→ AIM: Repeat the data word for word. Do not include the pictures.

[Extracted records]
※

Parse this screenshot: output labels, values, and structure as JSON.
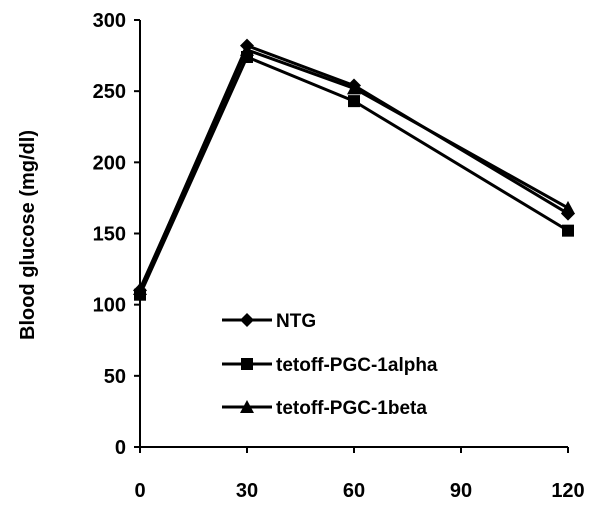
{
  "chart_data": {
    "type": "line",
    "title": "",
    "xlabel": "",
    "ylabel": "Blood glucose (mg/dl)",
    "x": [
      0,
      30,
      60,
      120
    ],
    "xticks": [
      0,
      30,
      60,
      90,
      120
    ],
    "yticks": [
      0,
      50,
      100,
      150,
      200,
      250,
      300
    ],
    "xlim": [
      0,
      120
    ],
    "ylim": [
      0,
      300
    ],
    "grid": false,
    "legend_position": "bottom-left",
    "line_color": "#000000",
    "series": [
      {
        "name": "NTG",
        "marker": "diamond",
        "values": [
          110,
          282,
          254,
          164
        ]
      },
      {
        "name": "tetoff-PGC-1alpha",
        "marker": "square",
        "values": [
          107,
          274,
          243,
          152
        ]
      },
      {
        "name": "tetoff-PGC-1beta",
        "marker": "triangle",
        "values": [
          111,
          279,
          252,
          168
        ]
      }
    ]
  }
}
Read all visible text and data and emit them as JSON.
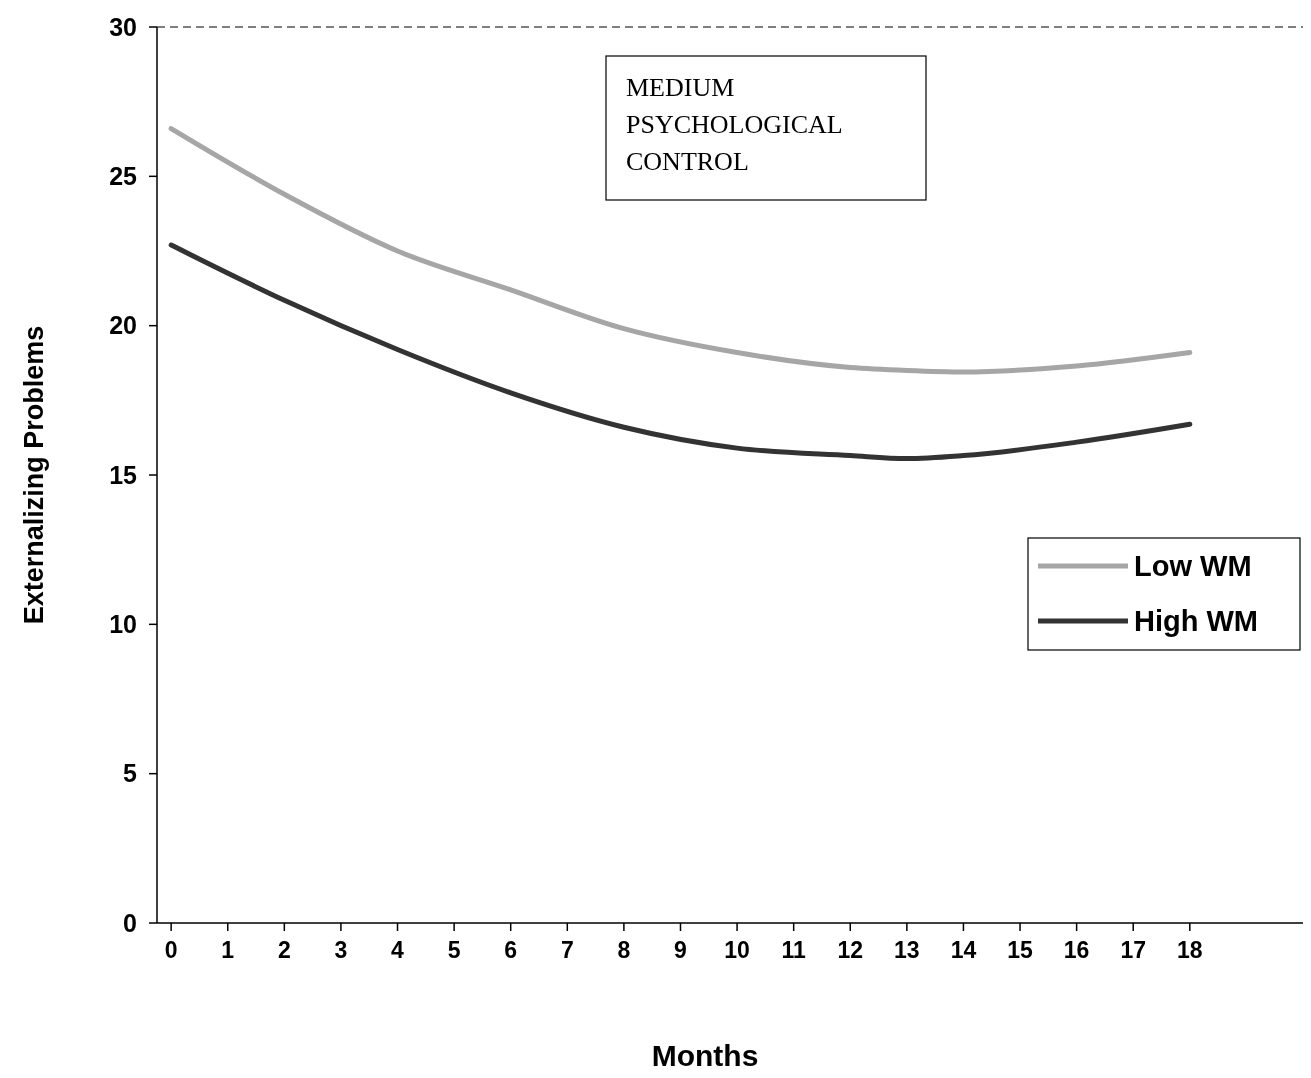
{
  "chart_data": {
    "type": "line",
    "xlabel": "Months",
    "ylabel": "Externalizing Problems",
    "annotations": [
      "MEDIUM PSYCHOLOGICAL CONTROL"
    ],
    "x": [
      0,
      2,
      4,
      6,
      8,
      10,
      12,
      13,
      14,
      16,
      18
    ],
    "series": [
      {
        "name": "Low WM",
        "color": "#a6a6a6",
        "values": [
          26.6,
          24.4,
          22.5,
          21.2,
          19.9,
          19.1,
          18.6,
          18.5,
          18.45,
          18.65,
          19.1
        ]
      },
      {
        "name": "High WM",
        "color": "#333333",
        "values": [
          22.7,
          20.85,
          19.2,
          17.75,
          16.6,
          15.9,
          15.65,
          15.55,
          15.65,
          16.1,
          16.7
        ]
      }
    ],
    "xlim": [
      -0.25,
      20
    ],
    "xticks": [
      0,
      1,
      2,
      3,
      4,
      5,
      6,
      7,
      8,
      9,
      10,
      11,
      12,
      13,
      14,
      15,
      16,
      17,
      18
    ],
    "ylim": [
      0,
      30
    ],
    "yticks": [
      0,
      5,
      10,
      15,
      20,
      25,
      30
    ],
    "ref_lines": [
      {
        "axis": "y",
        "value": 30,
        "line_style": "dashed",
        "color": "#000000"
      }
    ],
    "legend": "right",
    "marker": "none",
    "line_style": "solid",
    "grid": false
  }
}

※

→ CORRECT ANSWER:
Parse this screenshot: output labels, values, and structure as JSON.
{
  "chart_data": {
    "type": "line",
    "title": "",
    "xlabel": "",
    "ylabel": "Blood glucose (mg/dl)",
    "x": [
      0,
      30,
      60,
      120
    ],
    "xticks": [
      0,
      30,
      60,
      90,
      120
    ],
    "yticks": [
      0,
      50,
      100,
      150,
      200,
      250,
      300
    ],
    "xlim": [
      0,
      120
    ],
    "ylim": [
      0,
      300
    ],
    "grid": false,
    "legend_position": "bottom-left",
    "line_color": "#000000",
    "series": [
      {
        "name": "NTG",
        "marker": "diamond",
        "values": [
          110,
          282,
          254,
          164
        ]
      },
      {
        "name": "tetoff-PGC-1alpha",
        "marker": "square",
        "values": [
          107,
          274,
          243,
          152
        ]
      },
      {
        "name": "tetoff-PGC-1beta",
        "marker": "triangle",
        "values": [
          111,
          279,
          252,
          168
        ]
      }
    ]
  }
}
Read all visible text and data and emit them as JSON.
{
  "chart_data": {
    "type": "line",
    "xlabel": "Months",
    "ylabel": "Externalizing Problems",
    "annotations": [
      "MEDIUM PSYCHOLOGICAL CONTROL"
    ],
    "x": [
      0,
      2,
      4,
      6,
      8,
      10,
      12,
      13,
      14,
      16,
      18
    ],
    "series": [
      {
        "name": "Low WM",
        "color": "#a6a6a6",
        "values": [
          26.6,
          24.4,
          22.5,
          21.2,
          19.9,
          19.1,
          18.6,
          18.5,
          18.45,
          18.65,
          19.1
        ]
      },
      {
        "name": "High WM",
        "color": "#333333",
        "values": [
          22.7,
          20.85,
          19.2,
          17.75,
          16.6,
          15.9,
          15.65,
          15.55,
          15.65,
          16.1,
          16.7
        ]
      }
    ],
    "xlim": [
      -0.25,
      20
    ],
    "xticks": [
      0,
      1,
      2,
      3,
      4,
      5,
      6,
      7,
      8,
      9,
      10,
      11,
      12,
      13,
      14,
      15,
      16,
      17,
      18
    ],
    "ylim": [
      0,
      30
    ],
    "yticks": [
      0,
      5,
      10,
      15,
      20,
      25,
      30
    ],
    "ref_lines": [
      {
        "axis": "y",
        "value": 30,
        "line_style": "dashed",
        "color": "#000000"
      }
    ],
    "legend": "right",
    "marker": "none",
    "line_style": "solid",
    "grid": false
  }
}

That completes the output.